# DIRECTIONS
Gather all lines from the material that contain the word "nPortrait".

# PROVIDED DATA
++++++

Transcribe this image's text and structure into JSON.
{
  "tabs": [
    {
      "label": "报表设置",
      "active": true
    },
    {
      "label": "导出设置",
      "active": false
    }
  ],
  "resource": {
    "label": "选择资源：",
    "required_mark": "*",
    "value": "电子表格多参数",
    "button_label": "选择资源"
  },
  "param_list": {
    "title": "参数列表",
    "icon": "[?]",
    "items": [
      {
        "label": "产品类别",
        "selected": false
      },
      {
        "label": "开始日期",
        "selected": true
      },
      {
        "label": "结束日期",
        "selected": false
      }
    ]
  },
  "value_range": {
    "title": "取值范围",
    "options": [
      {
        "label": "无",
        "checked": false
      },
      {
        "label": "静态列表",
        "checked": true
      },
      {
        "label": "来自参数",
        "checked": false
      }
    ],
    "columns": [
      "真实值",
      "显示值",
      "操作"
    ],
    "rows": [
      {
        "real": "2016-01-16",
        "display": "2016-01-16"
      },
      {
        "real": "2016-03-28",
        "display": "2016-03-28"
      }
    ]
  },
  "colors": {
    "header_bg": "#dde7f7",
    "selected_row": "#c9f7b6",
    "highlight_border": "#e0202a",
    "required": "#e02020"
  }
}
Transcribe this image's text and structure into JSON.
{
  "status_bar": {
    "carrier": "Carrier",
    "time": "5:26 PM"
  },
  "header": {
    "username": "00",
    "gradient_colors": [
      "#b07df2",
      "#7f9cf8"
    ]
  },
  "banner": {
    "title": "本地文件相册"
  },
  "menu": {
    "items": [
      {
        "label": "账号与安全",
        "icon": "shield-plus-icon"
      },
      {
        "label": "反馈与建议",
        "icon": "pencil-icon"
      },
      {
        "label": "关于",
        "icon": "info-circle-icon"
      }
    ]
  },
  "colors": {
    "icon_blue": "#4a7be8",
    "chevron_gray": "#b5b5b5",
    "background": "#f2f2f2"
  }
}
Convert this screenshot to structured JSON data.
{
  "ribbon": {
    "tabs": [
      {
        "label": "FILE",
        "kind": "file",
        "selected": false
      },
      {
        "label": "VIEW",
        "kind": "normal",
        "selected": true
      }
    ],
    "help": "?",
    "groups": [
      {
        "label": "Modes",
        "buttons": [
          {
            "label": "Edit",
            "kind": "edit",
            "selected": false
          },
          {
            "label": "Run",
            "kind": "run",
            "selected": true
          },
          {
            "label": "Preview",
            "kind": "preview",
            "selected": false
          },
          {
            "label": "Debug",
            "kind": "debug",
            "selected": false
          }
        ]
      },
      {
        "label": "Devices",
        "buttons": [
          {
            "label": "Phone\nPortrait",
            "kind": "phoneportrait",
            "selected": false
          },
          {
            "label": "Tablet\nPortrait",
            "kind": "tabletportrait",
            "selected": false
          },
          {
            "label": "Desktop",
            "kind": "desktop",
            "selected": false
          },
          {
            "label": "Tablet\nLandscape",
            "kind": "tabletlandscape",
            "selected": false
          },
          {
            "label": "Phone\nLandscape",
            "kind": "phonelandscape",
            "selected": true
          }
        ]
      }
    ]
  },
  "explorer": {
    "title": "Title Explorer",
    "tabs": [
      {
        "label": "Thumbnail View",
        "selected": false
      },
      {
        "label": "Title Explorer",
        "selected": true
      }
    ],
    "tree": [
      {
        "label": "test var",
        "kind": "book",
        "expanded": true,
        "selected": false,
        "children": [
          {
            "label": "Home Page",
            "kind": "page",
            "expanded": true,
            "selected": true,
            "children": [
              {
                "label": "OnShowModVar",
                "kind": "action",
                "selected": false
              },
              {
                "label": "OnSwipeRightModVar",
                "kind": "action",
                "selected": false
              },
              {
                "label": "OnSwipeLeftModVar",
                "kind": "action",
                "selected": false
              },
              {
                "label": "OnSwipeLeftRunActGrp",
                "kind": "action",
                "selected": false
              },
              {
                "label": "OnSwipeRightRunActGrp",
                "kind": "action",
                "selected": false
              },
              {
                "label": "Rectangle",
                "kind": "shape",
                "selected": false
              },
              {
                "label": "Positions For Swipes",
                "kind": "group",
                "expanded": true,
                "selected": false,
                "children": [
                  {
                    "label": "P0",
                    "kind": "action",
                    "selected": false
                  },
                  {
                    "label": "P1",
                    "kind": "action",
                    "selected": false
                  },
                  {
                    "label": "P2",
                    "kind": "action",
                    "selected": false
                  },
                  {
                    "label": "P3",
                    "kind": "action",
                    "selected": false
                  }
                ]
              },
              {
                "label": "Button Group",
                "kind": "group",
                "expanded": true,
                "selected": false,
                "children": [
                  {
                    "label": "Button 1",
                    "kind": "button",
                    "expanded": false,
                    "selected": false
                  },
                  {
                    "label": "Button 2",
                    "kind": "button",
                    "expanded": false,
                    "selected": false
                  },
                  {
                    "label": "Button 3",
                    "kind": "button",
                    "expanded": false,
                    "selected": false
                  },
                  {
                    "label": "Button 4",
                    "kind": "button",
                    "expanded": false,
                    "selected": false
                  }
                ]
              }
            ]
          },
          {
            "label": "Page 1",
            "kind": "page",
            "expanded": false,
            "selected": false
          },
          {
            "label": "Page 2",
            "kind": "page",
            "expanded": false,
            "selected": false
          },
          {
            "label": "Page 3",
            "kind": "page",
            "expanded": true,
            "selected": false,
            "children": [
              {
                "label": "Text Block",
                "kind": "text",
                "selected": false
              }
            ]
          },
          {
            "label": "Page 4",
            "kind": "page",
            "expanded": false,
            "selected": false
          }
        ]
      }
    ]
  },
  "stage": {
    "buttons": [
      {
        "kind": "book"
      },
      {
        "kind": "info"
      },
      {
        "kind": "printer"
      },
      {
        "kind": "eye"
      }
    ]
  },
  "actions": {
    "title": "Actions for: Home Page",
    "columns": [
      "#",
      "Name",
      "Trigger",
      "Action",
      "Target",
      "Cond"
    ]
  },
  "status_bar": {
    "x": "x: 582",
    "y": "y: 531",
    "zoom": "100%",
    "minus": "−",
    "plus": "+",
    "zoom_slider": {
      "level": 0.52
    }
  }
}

++++++

# OUTPUT FOR THIS TASK
            "label": "Phone\nPortrait",
            "label": "Tablet\nPortrait",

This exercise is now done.